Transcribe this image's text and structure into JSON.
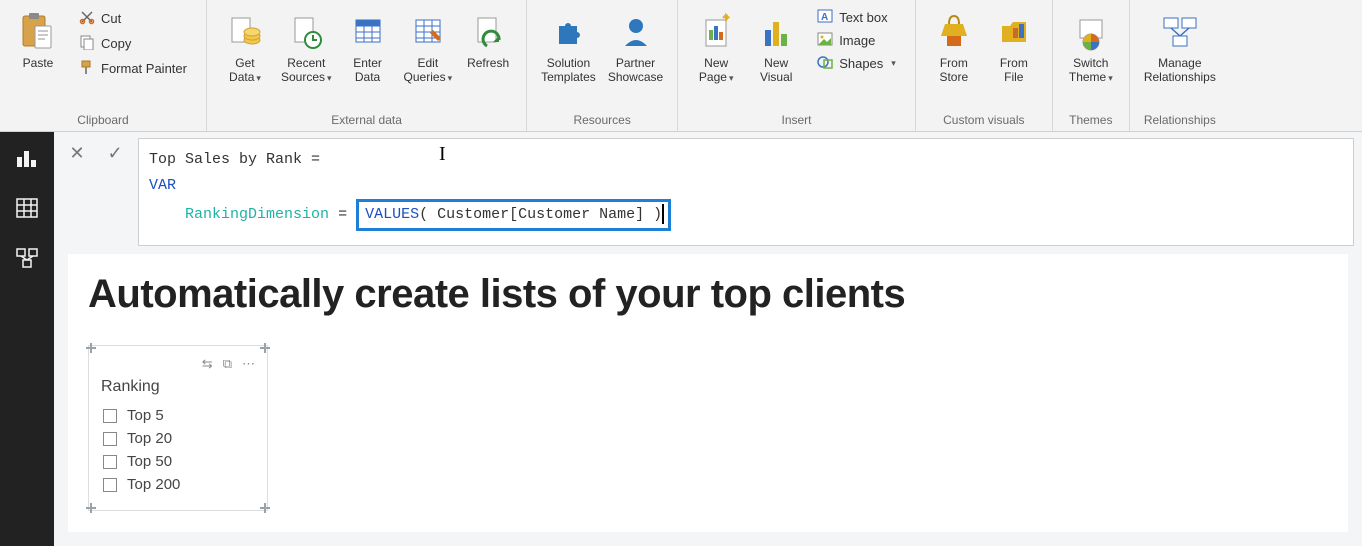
{
  "ribbon": {
    "clipboard": {
      "label": "Clipboard",
      "paste": "Paste",
      "cut": "Cut",
      "copy": "Copy",
      "format_painter": "Format Painter"
    },
    "external_data": {
      "label": "External data",
      "get_data": "Get\nData",
      "recent_sources": "Recent\nSources",
      "enter_data": "Enter\nData",
      "edit_queries": "Edit\nQueries",
      "refresh": "Refresh"
    },
    "resources": {
      "label": "Resources",
      "solution_templates": "Solution\nTemplates",
      "partner_showcase": "Partner\nShowcase"
    },
    "insert": {
      "label": "Insert",
      "new_page": "New\nPage",
      "new_visual": "New\nVisual",
      "text_box": "Text box",
      "image": "Image",
      "shapes": "Shapes"
    },
    "custom_visuals": {
      "label": "Custom visuals",
      "from_store": "From\nStore",
      "from_file": "From\nFile"
    },
    "themes": {
      "label": "Themes",
      "switch_theme": "Switch\nTheme"
    },
    "relationships": {
      "label": "Relationships",
      "manage": "Manage\nRelationships"
    }
  },
  "formula": {
    "line1_prefix": "Top Sales by Rank =",
    "var_kw": "VAR",
    "var_name": "RankingDimension",
    "equals": "=",
    "func": "VALUES",
    "open": "(",
    "arg": " Customer[Customer Name] ",
    "close": ")"
  },
  "report": {
    "headline": "Automatically create lists of your top clients",
    "slicer_title": "Ranking",
    "dots": "⋯",
    "slicer_items": [
      "Top 5",
      "Top 20",
      "Top 50",
      "Top 200"
    ]
  }
}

----------

Looking at the data above, show all lines where the word "From" occurs.

      "from_store": "From\nStore",
      "from_file": "From\nFile"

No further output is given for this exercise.